--- START OF Data for this task ---

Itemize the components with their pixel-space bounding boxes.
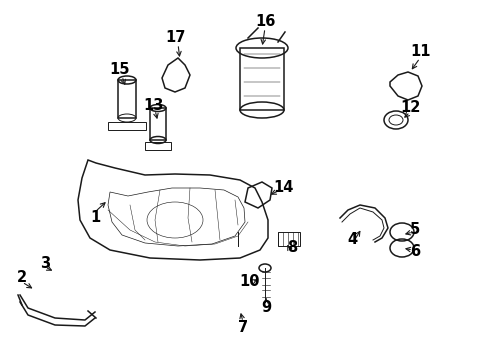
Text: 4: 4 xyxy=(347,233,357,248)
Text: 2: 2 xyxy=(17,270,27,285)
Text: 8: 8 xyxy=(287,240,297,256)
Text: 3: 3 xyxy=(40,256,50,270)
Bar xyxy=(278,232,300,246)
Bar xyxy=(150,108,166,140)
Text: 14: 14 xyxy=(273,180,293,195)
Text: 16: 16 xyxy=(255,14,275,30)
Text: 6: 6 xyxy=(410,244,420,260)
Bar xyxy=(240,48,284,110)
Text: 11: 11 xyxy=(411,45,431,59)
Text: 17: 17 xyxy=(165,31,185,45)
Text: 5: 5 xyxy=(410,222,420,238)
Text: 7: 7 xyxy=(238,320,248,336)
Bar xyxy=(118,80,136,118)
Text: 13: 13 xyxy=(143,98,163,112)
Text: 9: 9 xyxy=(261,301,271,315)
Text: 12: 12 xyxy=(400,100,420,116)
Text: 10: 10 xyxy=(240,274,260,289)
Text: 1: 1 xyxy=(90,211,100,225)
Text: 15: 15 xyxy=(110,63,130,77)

--- END OF Data for this task ---

What you need to do:
Reproduce the records word for word, taking everything from the line that contains "Text: 4: 4 xyxy=(347,233,357,248)" down to the line that contains "Text: 12: 12 xyxy=(400,100,420,116)", both of those lines included.

The completed task:
Text: 4: 4 xyxy=(347,233,357,248)
Text: 2: 2 xyxy=(17,270,27,285)
Text: 8: 8 xyxy=(287,240,297,256)
Text: 3: 3 xyxy=(40,256,50,270)
Bar xyxy=(278,232,300,246)
Bar xyxy=(150,108,166,140)
Text: 14: 14 xyxy=(273,180,293,195)
Text: 16: 16 xyxy=(255,14,275,30)
Text: 6: 6 xyxy=(410,244,420,260)
Bar xyxy=(240,48,284,110)
Text: 11: 11 xyxy=(411,45,431,59)
Text: 17: 17 xyxy=(165,31,185,45)
Text: 5: 5 xyxy=(410,222,420,238)
Text: 7: 7 xyxy=(238,320,248,336)
Bar xyxy=(118,80,136,118)
Text: 13: 13 xyxy=(143,98,163,112)
Text: 9: 9 xyxy=(261,301,271,315)
Text: 12: 12 xyxy=(400,100,420,116)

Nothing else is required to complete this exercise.